• [Stated problem]: Check each line of the records for "réseau"; collect those that have it.

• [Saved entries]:
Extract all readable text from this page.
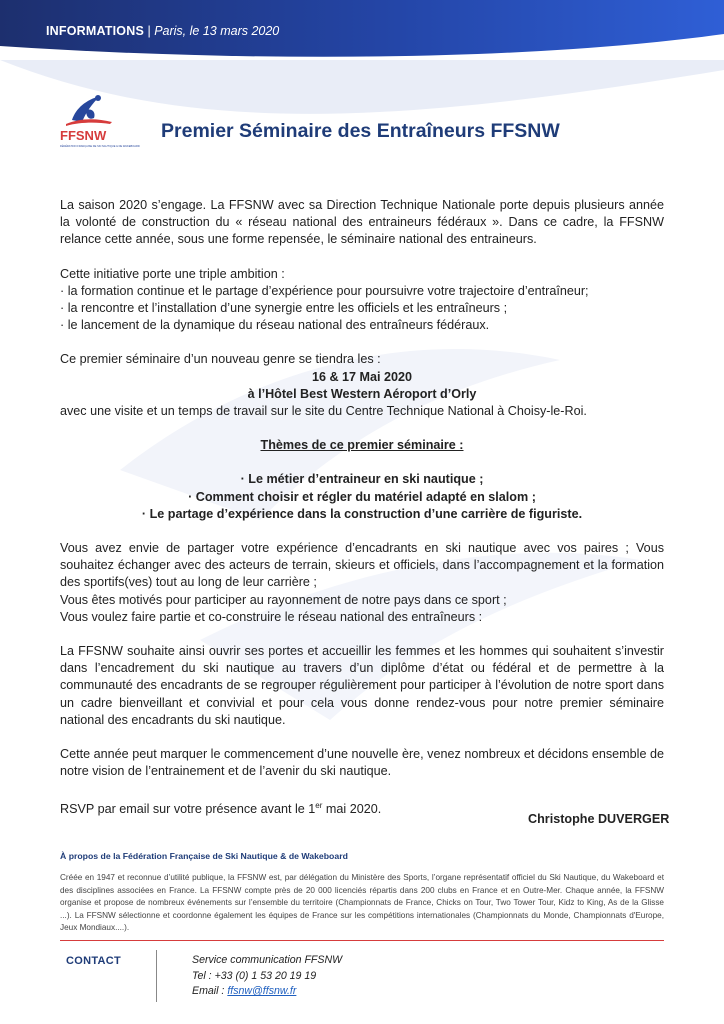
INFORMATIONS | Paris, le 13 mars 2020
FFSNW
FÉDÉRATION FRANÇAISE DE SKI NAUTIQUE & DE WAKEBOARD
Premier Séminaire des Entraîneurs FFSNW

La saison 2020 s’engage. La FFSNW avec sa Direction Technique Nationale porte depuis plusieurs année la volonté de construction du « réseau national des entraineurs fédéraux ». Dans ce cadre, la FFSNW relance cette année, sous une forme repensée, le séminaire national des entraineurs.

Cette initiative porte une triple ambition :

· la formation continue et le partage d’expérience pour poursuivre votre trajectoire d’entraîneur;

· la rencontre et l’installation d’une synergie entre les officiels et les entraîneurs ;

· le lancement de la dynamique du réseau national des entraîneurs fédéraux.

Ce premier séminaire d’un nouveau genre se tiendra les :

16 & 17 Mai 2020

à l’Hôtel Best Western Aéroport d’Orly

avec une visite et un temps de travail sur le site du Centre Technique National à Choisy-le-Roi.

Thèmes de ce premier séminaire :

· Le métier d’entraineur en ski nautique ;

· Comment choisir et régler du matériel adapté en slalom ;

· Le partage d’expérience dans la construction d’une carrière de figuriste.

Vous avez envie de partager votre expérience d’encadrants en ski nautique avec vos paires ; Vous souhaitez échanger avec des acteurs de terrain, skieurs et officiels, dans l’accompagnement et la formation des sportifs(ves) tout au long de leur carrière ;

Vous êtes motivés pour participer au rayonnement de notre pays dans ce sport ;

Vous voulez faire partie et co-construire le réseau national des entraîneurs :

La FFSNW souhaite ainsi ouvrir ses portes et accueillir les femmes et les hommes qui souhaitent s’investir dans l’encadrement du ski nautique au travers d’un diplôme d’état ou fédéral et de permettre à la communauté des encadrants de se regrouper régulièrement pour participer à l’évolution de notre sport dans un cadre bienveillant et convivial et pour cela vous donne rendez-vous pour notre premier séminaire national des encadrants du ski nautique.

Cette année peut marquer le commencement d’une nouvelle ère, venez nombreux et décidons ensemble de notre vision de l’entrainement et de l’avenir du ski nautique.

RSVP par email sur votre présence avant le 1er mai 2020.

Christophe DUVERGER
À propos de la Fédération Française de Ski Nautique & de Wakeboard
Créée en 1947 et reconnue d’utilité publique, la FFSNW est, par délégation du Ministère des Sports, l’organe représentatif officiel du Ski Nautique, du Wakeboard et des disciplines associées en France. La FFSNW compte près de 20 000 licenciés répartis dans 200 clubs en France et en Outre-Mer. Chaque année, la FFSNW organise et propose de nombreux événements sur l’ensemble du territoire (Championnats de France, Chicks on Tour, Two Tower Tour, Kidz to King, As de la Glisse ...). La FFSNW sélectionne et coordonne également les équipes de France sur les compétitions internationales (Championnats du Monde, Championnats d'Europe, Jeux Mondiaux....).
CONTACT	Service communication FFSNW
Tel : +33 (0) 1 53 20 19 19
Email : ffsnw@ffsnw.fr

• [Written answer]:
La saison 2020 s’engage. La FFSNW avec sa Direction Technique Nationale porte depuis plusieurs année la volonté de construction du « réseau national des entraineurs fédéraux ». Dans ce cadre, la FFSNW relance cette année, sous une forme repensée, le séminaire national des entraineurs.
· le lancement de la dynamique du réseau national des entraîneurs fédéraux.
Vous voulez faire partie et co-construire le réseau national des entraîneurs :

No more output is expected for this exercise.